>> Start RECORD SET

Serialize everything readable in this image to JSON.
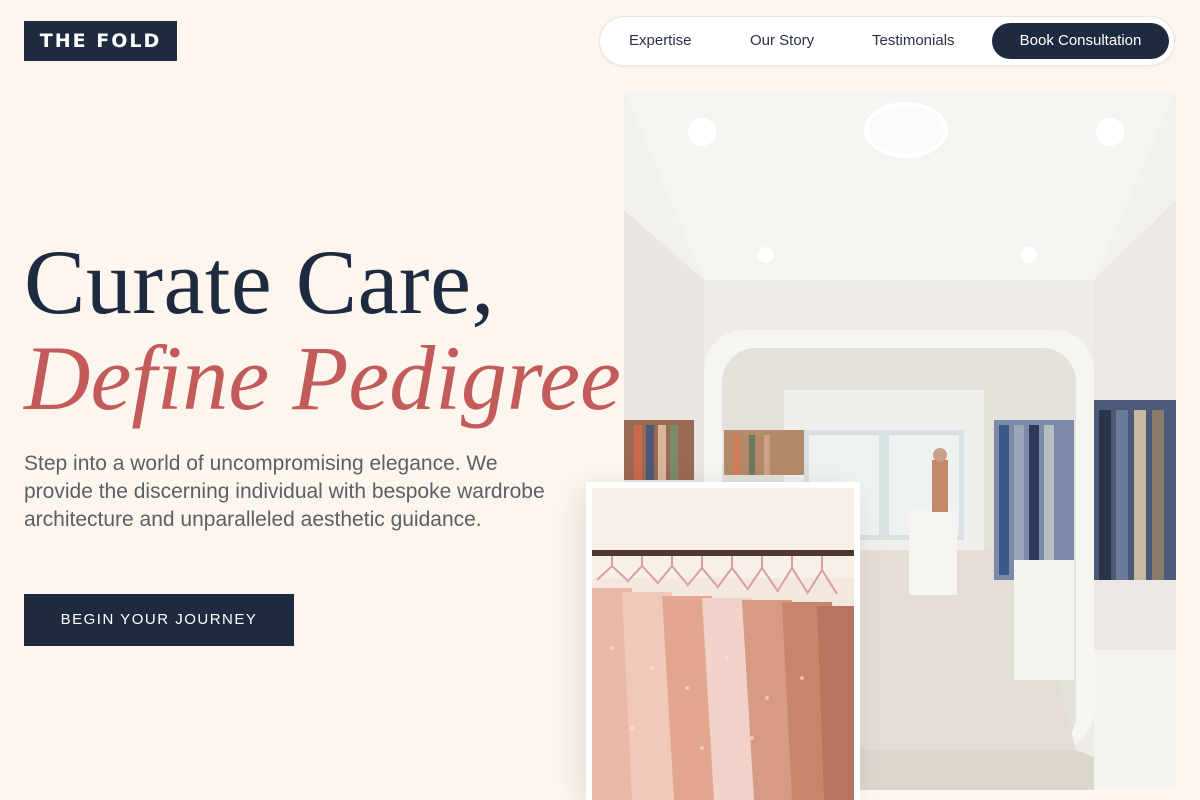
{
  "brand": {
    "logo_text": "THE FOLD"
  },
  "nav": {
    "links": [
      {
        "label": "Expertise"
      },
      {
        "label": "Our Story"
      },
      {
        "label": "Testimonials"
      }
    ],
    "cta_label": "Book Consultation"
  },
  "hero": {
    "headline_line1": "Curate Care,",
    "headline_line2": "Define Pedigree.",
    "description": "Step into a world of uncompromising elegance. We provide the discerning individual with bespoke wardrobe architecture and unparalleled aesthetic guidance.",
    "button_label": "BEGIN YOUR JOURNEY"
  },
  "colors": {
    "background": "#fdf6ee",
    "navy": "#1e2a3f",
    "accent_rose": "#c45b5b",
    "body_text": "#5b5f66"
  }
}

>> End RECORD SET
>> Start RECORD SET

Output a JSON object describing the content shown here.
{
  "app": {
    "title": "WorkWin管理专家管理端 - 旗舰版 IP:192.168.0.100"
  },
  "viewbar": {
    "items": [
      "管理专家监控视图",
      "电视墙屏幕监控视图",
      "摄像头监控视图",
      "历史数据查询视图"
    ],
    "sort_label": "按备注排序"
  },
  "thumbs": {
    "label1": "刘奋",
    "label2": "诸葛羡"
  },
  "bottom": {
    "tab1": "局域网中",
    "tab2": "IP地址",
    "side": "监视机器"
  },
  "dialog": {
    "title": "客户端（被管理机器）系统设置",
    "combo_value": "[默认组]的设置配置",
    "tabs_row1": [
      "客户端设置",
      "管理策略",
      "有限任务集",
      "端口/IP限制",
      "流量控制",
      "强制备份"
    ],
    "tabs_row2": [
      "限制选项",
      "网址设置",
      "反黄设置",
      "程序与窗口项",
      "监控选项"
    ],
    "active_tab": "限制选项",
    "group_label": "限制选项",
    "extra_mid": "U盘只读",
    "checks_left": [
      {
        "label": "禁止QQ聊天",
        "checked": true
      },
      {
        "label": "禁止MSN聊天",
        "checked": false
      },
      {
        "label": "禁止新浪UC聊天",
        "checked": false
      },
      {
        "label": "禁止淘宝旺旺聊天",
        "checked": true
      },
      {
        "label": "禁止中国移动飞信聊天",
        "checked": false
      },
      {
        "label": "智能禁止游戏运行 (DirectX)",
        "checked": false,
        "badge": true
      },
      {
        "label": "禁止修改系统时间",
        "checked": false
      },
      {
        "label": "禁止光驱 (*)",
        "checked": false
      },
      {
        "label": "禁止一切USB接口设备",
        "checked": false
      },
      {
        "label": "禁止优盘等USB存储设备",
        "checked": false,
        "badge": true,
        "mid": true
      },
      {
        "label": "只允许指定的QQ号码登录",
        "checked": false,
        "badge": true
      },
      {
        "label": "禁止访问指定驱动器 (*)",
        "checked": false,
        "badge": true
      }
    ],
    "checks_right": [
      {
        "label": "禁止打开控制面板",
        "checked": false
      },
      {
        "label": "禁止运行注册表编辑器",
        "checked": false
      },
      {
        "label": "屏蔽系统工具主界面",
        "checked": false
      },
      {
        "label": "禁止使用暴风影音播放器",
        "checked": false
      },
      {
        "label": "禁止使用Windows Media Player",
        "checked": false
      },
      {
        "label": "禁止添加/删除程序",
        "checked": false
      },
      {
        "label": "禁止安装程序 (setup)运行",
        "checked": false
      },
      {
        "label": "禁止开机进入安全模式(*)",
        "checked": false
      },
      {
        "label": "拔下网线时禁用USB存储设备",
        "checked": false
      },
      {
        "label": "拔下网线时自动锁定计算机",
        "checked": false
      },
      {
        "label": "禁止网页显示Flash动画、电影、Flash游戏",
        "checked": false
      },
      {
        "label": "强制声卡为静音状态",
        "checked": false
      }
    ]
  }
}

>> End RECORD SET

> _GOAL_
Among the lines above, how many contain the string "title"? State the number alone.

> _COMPLETE ANSWER_
2